### Given instruction
Filter this material down to the lines that hold "ylabel", copying each one.

┄┄┄┄┄┄

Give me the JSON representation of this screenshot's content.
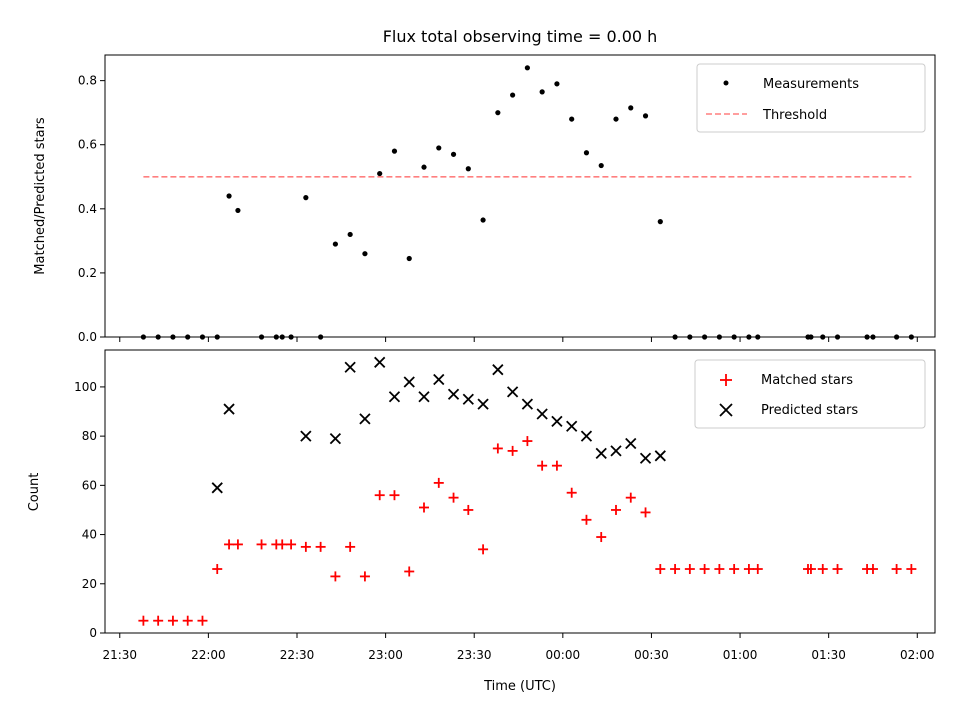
{
  "chart_data": [
    {
      "type": "scatter",
      "title": "Flux total observing time = 0.00 h",
      "ylabel": "Matched/Predicted stars",
      "xlabel": "",
      "ylim": [
        0,
        0.88
      ],
      "yticks": [
        0.0,
        0.2,
        0.4,
        0.6,
        0.8
      ],
      "ytick_labels": [
        "0.0",
        "0.2",
        "0.4",
        "0.6",
        "0.8"
      ],
      "legend": "top-right",
      "grid": false,
      "series": [
        {
          "name": "Measurements",
          "kind": "dot",
          "color": "#000000",
          "x": [
            "21:38",
            "21:43",
            "21:48",
            "21:53",
            "21:58",
            "22:03",
            "22:07",
            "22:10",
            "22:18",
            "22:23",
            "22:25",
            "22:28",
            "22:33",
            "22:38",
            "22:43",
            "22:48",
            "22:53",
            "22:58",
            "23:03",
            "23:08",
            "23:13",
            "23:18",
            "23:23",
            "23:28",
            "23:33",
            "23:38",
            "23:43",
            "23:48",
            "23:53",
            "23:58",
            "00:03",
            "00:08",
            "00:13",
            "00:18",
            "00:23",
            "00:28",
            "00:33",
            "00:38",
            "00:43",
            "00:48",
            "00:53",
            "00:58",
            "01:03",
            "01:06",
            "01:23",
            "01:24",
            "01:28",
            "01:33",
            "01:43",
            "01:45",
            "01:53",
            "01:58"
          ],
          "y": [
            0.0,
            0.0,
            0.0,
            0.0,
            0.0,
            0.0,
            0.44,
            0.395,
            0.0,
            0.0,
            0.0,
            0.0,
            0.435,
            0.0,
            0.29,
            0.32,
            0.26,
            0.51,
            0.58,
            0.245,
            0.53,
            0.59,
            0.57,
            0.525,
            0.365,
            0.7,
            0.755,
            0.84,
            0.765,
            0.79,
            0.68,
            0.575,
            0.535,
            0.68,
            0.715,
            0.69,
            0.36,
            0.0,
            0.0,
            0.0,
            0.0,
            0.0,
            0.0,
            0.0,
            0.0,
            0.0,
            0.0,
            0.0,
            0.0,
            0.0,
            0.0,
            0.0
          ]
        },
        {
          "name": "Threshold",
          "kind": "dashed-line",
          "color": "#ff7f7f",
          "x": [
            "21:38",
            "01:58"
          ],
          "y": [
            0.5,
            0.5
          ]
        }
      ]
    },
    {
      "type": "scatter",
      "title": "",
      "xlabel": "Time (UTC)",
      "ylabel": "Count",
      "ylim": [
        0,
        115
      ],
      "yticks": [
        0,
        20,
        40,
        60,
        80,
        100
      ],
      "ytick_labels": [
        "0",
        "20",
        "40",
        "60",
        "80",
        "100"
      ],
      "xlim": [
        "21:25",
        "02:06"
      ],
      "xticks": [
        "21:30",
        "22:00",
        "22:30",
        "23:00",
        "23:30",
        "00:00",
        "00:30",
        "01:00",
        "01:30",
        "02:00"
      ],
      "legend": "top-right",
      "grid": false,
      "series": [
        {
          "name": "Matched stars",
          "kind": "plus",
          "color": "#ff0000",
          "x": [
            "21:38",
            "21:43",
            "21:48",
            "21:53",
            "21:58",
            "22:03",
            "22:07",
            "22:10",
            "22:18",
            "22:23",
            "22:25",
            "22:28",
            "22:33",
            "22:38",
            "22:43",
            "22:48",
            "22:53",
            "22:58",
            "23:03",
            "23:08",
            "23:13",
            "23:18",
            "23:23",
            "23:28",
            "23:33",
            "23:38",
            "23:43",
            "23:48",
            "23:53",
            "23:58",
            "00:03",
            "00:08",
            "00:13",
            "00:18",
            "00:23",
            "00:28",
            "00:33",
            "00:38",
            "00:43",
            "00:48",
            "00:53",
            "00:58",
            "01:03",
            "01:06",
            "01:23",
            "01:24",
            "01:28",
            "01:33",
            "01:43",
            "01:45",
            "01:53",
            "01:58"
          ],
          "y": [
            5,
            5,
            5,
            5,
            5,
            26,
            36,
            36,
            36,
            36,
            36,
            36,
            35,
            35,
            23,
            35,
            23,
            56,
            56,
            25,
            51,
            61,
            55,
            50,
            34,
            75,
            74,
            78,
            68,
            68,
            57,
            46,
            39,
            50,
            55,
            49,
            26,
            26,
            26,
            26,
            26,
            26,
            26,
            26,
            26,
            26,
            26,
            26,
            26,
            26,
            26,
            26
          ]
        },
        {
          "name": "Predicted stars",
          "kind": "x",
          "color": "#000000",
          "x": [
            "22:03",
            "22:07",
            "22:33",
            "22:43",
            "22:48",
            "22:53",
            "22:58",
            "23:03",
            "23:08",
            "23:13",
            "23:18",
            "23:23",
            "23:28",
            "23:33",
            "23:38",
            "23:43",
            "23:48",
            "23:53",
            "23:58",
            "00:03",
            "00:08",
            "00:13",
            "00:18",
            "00:23",
            "00:28",
            "00:33"
          ],
          "y": [
            59,
            91,
            80,
            79,
            108,
            87,
            110,
            96,
            102,
            96,
            103,
            97,
            95,
            93,
            107,
            98,
            93,
            89,
            86,
            84,
            80,
            73,
            74,
            77,
            71,
            72
          ]
        }
      ]
    }
  ]
}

┄┄┄┄┄┄

### Written solution
      "ylabel": "Matched/Predicted stars",
      "ylabel": "Count",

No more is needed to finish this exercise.